» DESCRIPTION OF THE TASK
State how many lines of the listing below include the word "heading". Give only the number.

[Source data]
☆ ☆ ☆ ☆ ☆ ☆ ☆
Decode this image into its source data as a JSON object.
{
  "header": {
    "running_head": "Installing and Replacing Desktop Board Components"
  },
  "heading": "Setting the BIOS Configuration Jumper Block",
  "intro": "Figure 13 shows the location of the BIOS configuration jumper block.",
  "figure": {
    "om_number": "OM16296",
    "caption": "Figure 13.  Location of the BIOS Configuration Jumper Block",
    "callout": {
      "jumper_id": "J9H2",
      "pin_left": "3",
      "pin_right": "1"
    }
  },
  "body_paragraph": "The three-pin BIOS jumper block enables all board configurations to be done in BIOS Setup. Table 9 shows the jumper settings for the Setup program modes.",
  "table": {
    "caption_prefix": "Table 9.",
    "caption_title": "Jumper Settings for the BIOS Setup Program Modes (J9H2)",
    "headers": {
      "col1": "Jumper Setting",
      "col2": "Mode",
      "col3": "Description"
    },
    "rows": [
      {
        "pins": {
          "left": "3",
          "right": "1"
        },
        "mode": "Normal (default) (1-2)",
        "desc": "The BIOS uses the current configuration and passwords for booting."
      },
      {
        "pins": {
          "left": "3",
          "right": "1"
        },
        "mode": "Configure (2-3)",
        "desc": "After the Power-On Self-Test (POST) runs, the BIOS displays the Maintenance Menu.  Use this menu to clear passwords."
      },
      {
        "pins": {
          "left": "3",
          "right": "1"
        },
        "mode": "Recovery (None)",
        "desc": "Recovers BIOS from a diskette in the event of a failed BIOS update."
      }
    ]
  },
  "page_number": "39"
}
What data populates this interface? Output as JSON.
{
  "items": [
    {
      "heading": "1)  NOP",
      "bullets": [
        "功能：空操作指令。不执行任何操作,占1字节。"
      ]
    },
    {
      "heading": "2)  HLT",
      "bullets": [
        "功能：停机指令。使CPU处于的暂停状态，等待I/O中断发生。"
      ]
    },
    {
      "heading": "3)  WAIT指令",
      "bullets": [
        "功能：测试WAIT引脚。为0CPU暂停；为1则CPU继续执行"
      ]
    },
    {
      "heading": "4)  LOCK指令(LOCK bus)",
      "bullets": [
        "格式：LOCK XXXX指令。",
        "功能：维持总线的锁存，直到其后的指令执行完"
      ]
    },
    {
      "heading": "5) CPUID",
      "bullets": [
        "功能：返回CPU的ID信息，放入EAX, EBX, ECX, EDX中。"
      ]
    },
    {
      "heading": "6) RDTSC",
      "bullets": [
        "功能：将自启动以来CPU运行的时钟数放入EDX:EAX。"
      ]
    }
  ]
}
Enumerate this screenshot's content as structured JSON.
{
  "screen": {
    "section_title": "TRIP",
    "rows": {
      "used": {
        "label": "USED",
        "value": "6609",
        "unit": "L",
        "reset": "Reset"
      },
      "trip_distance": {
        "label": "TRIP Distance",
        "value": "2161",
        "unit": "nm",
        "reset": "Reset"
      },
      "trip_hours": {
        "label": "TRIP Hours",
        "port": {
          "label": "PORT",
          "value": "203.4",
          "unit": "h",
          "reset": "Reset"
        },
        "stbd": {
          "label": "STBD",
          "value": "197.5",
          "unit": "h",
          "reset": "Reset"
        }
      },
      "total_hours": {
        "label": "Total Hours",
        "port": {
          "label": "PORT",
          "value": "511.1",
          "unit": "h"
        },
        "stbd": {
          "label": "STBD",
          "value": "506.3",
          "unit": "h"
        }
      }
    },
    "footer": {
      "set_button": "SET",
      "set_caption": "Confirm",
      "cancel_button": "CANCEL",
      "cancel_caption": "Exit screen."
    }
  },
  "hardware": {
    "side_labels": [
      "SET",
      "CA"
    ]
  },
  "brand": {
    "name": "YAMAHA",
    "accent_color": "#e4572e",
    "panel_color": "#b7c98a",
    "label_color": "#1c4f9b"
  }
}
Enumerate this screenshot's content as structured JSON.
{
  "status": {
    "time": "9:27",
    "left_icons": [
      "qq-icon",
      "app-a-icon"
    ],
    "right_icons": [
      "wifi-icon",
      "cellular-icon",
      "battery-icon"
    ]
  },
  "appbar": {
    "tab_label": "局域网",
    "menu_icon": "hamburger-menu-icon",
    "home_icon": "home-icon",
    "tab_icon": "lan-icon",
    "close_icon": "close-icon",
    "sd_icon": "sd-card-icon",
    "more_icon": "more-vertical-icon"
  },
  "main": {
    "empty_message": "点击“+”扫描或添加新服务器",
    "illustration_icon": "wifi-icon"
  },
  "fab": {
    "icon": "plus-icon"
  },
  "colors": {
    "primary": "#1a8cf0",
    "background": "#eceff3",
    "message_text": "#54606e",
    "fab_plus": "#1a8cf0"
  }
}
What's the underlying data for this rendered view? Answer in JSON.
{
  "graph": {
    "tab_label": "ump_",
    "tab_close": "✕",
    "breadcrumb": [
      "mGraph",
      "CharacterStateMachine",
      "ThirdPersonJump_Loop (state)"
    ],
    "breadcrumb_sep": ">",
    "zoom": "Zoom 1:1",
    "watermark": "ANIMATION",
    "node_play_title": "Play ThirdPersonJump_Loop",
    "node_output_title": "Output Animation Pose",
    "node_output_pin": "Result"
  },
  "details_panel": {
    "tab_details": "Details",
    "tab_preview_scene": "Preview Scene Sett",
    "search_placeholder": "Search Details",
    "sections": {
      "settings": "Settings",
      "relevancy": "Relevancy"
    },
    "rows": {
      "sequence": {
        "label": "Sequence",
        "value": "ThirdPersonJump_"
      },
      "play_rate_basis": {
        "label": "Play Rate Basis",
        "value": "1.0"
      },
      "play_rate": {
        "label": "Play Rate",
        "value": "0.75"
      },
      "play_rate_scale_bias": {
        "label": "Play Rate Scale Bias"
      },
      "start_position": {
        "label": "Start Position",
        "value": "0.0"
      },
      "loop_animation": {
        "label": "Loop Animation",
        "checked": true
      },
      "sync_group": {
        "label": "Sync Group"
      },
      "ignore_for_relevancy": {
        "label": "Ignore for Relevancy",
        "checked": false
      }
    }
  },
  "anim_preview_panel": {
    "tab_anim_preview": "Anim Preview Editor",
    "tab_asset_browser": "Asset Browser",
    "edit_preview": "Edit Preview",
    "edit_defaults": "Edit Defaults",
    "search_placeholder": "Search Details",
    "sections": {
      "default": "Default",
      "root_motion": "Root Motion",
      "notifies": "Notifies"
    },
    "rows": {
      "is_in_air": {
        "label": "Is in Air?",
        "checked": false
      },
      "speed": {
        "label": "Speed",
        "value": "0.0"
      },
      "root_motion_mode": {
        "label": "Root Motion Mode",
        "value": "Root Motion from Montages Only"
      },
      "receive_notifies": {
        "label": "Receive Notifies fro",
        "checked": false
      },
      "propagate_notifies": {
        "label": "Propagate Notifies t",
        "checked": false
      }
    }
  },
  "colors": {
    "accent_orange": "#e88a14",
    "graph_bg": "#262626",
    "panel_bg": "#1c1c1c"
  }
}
☆ ☆ ☆ ☆ ☆ ☆ ☆
» RESPONSE TO THIS EXERCISE
7